**Your task:**
Look at the entries below and reproduce them exactly.
— start —
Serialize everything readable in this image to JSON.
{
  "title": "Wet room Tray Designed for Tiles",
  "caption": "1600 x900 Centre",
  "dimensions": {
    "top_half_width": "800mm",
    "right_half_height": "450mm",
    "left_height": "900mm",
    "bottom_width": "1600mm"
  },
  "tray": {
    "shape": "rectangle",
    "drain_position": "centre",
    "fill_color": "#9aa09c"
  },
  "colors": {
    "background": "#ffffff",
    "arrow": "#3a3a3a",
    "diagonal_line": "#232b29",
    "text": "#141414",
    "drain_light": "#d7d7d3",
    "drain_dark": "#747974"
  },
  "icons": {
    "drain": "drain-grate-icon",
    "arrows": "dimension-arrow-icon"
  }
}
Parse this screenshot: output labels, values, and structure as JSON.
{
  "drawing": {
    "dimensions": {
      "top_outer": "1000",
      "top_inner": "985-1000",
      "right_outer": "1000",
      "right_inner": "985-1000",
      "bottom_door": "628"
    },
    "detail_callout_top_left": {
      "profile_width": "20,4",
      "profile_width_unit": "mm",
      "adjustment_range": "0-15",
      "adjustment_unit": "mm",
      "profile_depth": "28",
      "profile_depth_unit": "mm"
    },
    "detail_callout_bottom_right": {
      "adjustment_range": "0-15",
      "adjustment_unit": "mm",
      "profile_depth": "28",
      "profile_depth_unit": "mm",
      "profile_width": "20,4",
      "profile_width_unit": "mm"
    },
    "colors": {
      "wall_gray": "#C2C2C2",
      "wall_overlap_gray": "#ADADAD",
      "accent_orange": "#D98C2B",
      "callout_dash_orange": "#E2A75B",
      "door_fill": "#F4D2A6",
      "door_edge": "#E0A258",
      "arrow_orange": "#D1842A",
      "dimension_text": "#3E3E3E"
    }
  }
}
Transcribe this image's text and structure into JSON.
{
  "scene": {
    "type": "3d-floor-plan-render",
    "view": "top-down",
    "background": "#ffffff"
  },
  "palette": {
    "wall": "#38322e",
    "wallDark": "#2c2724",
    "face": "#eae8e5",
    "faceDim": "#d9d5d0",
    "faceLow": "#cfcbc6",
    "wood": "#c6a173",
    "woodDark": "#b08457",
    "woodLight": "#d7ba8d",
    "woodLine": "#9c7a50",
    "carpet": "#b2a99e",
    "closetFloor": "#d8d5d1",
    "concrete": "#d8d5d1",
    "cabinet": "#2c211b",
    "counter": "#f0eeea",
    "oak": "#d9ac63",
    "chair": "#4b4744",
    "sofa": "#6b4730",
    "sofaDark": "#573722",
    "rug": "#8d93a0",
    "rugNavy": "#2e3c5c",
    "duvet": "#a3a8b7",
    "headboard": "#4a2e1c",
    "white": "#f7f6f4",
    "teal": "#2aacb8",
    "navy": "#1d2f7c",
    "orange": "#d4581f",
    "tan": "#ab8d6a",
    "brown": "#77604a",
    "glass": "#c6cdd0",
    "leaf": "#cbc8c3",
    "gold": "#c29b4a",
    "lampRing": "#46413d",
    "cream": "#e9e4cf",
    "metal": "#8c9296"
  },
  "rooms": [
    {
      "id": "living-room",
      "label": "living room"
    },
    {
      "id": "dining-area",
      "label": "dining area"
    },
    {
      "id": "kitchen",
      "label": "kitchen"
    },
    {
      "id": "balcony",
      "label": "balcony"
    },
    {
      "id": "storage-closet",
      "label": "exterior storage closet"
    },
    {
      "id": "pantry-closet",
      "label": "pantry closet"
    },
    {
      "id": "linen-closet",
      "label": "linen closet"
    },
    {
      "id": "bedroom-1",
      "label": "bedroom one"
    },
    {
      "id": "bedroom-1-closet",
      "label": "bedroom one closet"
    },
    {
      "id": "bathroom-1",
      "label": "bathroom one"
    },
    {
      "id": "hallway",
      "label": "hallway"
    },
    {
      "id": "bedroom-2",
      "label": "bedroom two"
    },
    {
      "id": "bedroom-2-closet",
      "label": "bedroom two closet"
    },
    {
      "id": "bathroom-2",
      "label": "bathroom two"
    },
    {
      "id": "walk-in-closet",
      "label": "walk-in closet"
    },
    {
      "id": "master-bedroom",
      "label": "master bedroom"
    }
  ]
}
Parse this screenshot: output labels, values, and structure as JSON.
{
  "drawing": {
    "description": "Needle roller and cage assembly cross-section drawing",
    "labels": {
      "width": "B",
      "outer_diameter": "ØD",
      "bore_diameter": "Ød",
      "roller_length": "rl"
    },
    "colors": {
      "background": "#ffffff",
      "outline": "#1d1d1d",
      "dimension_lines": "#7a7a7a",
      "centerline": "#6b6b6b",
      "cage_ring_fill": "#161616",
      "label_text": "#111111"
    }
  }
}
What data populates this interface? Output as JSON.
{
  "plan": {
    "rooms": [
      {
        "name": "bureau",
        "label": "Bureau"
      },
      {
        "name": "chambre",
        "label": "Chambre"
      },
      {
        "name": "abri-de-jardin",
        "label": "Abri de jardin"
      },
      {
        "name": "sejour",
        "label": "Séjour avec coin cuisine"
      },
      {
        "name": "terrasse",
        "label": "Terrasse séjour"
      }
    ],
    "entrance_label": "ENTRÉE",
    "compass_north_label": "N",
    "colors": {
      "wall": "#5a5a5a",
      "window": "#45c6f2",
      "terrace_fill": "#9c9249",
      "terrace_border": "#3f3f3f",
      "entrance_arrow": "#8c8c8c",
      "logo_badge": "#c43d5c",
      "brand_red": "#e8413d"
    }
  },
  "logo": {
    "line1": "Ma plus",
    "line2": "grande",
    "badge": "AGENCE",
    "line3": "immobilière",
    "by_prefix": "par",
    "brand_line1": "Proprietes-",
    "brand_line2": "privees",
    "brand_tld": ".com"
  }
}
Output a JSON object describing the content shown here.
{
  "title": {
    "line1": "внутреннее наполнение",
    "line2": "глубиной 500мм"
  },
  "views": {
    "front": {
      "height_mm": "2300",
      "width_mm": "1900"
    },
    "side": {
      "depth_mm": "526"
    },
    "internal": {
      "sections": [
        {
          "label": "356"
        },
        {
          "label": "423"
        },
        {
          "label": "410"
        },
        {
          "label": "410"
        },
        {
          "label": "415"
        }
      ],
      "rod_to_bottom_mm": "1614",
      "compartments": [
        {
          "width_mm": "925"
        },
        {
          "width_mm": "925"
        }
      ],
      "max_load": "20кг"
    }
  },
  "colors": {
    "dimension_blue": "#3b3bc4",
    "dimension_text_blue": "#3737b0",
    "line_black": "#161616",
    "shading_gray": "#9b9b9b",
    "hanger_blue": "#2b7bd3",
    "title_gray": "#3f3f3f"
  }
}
— end —
**Final result:**
Serialize everything readable in this image to JSON.
{
  "title": "Wet room Tray Designed for Tiles",
  "caption": "1600 x900 Centre",
  "dimensions": {
    "top_half_width": "800mm",
    "right_half_height": "450mm",
    "left_height": "900mm",
    "bottom_width": "1600mm"
  },
  "tray": {
    "shape": "rectangle",
    "drain_position": "centre",
    "fill_color": "#9aa09c"
  },
  "colors": {
    "background": "#ffffff",
    "arrow": "#3a3a3a",
    "diagonal_line": "#232b29",
    "text": "#141414",
    "drain_light": "#d7d7d3",
    "drain_dark": "#747974"
  },
  "icons": {
    "drain": "drain-grate-icon",
    "arrows": "dimension-arrow-icon"
  }
}
Parse this screenshot: output labels, values, and structure as JSON.
{
  "drawing": {
    "dimensions": {
      "top_outer": "1000",
      "top_inner": "985-1000",
      "right_outer": "1000",
      "right_inner": "985-1000",
      "bottom_door": "628"
    },
    "detail_callout_top_left": {
      "profile_width": "20,4",
      "profile_width_unit": "mm",
      "adjustment_range": "0-15",
      "adjustment_unit": "mm",
      "profile_depth": "28",
      "profile_depth_unit": "mm"
    },
    "detail_callout_bottom_right": {
      "adjustment_range": "0-15",
      "adjustment_unit": "mm",
      "profile_depth": "28",
      "profile_depth_unit": "mm",
      "profile_width": "20,4",
      "profile_width_unit": "mm"
    },
    "colors": {
      "wall_gray": "#C2C2C2",
      "wall_overlap_gray": "#ADADAD",
      "accent_orange": "#D98C2B",
      "callout_dash_orange": "#E2A75B",
      "door_fill": "#F4D2A6",
      "door_edge": "#E0A258",
      "arrow_orange": "#D1842A",
      "dimension_text": "#3E3E3E"
    }
  }
}
Transcribe this image's text and structure into JSON.
{
  "scene": {
    "type": "3d-floor-plan-render",
    "view": "top-down",
    "background": "#ffffff"
  },
  "palette": {
    "wall": "#38322e",
    "wallDark": "#2c2724",
    "face": "#eae8e5",
    "faceDim": "#d9d5d0",
    "faceLow": "#cfcbc6",
    "wood": "#c6a173",
    "woodDark": "#b08457",
    "woodLight": "#d7ba8d",
    "woodLine": "#9c7a50",
    "carpet": "#b2a99e",
    "closetFloor": "#d8d5d1",
    "concrete": "#d8d5d1",
    "cabinet": "#2c211b",
    "counter": "#f0eeea",
    "oak": "#d9ac63",
    "chair": "#4b4744",
    "sofa": "#6b4730",
    "sofaDark": "#573722",
    "rug": "#8d93a0",
    "rugNavy": "#2e3c5c",
    "duvet": "#a3a8b7",
    "headboard": "#4a2e1c",
    "white": "#f7f6f4",
    "teal": "#2aacb8",
    "navy": "#1d2f7c",
    "orange": "#d4581f",
    "tan": "#ab8d6a",
    "brown": "#77604a",
    "glass": "#c6cdd0",
    "leaf": "#cbc8c3",
    "gold": "#c29b4a",
    "lampRing": "#46413d",
    "cream": "#e9e4cf",
    "metal": "#8c9296"
  },
  "rooms": [
    {
      "id": "living-room",
      "label": "living room"
    },
    {
      "id": "dining-area",
      "label": "dining area"
    },
    {
      "id": "kitchen",
      "label": "kitchen"
    },
    {
      "id": "balcony",
      "label": "balcony"
    },
    {
      "id": "storage-closet",
      "label": "exterior storage closet"
    },
    {
      "id": "pantry-closet",
      "label": "pantry closet"
    },
    {
      "id": "linen-closet",
      "label": "linen closet"
    },
    {
      "id": "bedroom-1",
      "label": "bedroom one"
    },
    {
      "id": "bedroom-1-closet",
      "label": "bedroom one closet"
    },
    {
      "id": "bathroom-1",
      "label": "bathroom one"
    },
    {
      "id": "hallway",
      "label": "hallway"
    },
    {
      "id": "bedroom-2",
      "label": "bedroom two"
    },
    {
      "id": "bedroom-2-closet",
      "label": "bedroom two closet"
    },
    {
      "id": "bathroom-2",
      "label": "bathroom two"
    },
    {
      "id": "walk-in-closet",
      "label": "walk-in closet"
    },
    {
      "id": "master-bedroom",
      "label": "master bedroom"
    }
  ]
}
Parse this screenshot: output labels, values, and structure as JSON.
{
  "drawing": {
    "description": "Needle roller and cage assembly cross-section drawing",
    "labels": {
      "width": "B",
      "outer_diameter": "ØD",
      "bore_diameter": "Ød",
      "roller_length": "rl"
    },
    "colors": {
      "background": "#ffffff",
      "outline": "#1d1d1d",
      "dimension_lines": "#7a7a7a",
      "centerline": "#6b6b6b",
      "cage_ring_fill": "#161616",
      "label_text": "#111111"
    }
  }
}
What data populates this interface? Output as JSON.
{
  "plan": {
    "rooms": [
      {
        "name": "bureau",
        "label": "Bureau"
      },
      {
        "name": "chambre",
        "label": "Chambre"
      },
      {
        "name": "abri-de-jardin",
        "label": "Abri de jardin"
      },
      {
        "name": "sejour",
        "label": "Séjour avec coin cuisine"
      },
      {
        "name": "terrasse",
        "label": "Terrasse séjour"
      }
    ],
    "entrance_label": "ENTRÉE",
    "compass_north_label": "N",
    "colors": {
      "wall": "#5a5a5a",
      "window": "#45c6f2",
      "terrace_fill": "#9c9249",
      "terrace_border": "#3f3f3f",
      "entrance_arrow": "#8c8c8c",
      "logo_badge": "#c43d5c",
      "brand_red": "#e8413d"
    }
  },
  "logo": {
    "line1": "Ma plus",
    "line2": "grande",
    "badge": "AGENCE",
    "line3": "immobilière",
    "by_prefix": "par",
    "brand_line1": "Proprietes-",
    "brand_line2": "privees",
    "brand_tld": ".com"
  }
}
Output a JSON object describing the content shown here.
{
  "title": {
    "line1": "внутреннее наполнение",
    "line2": "глубиной 500мм"
  },
  "views": {
    "front": {
      "height_mm": "2300",
      "width_mm": "1900"
    },
    "side": {
      "depth_mm": "526"
    },
    "internal": {
      "sections": [
        {
          "label": "356"
        },
        {
          "label": "423"
        },
        {
          "label": "410"
        },
        {
          "label": "410"
        },
        {
          "label": "415"
        }
      ],
      "rod_to_bottom_mm": "1614",
      "compartments": [
        {
          "width_mm": "925"
        },
        {
          "width_mm": "925"
        }
      ],
      "max_load": "20кг"
    }
  },
  "colors": {
    "dimension_blue": "#3b3bc4",
    "dimension_text_blue": "#3737b0",
    "line_black": "#161616",
    "shading_gray": "#9b9b9b",
    "hanger_blue": "#2b7bd3",
    "title_gray": "#3f3f3f"
  }
}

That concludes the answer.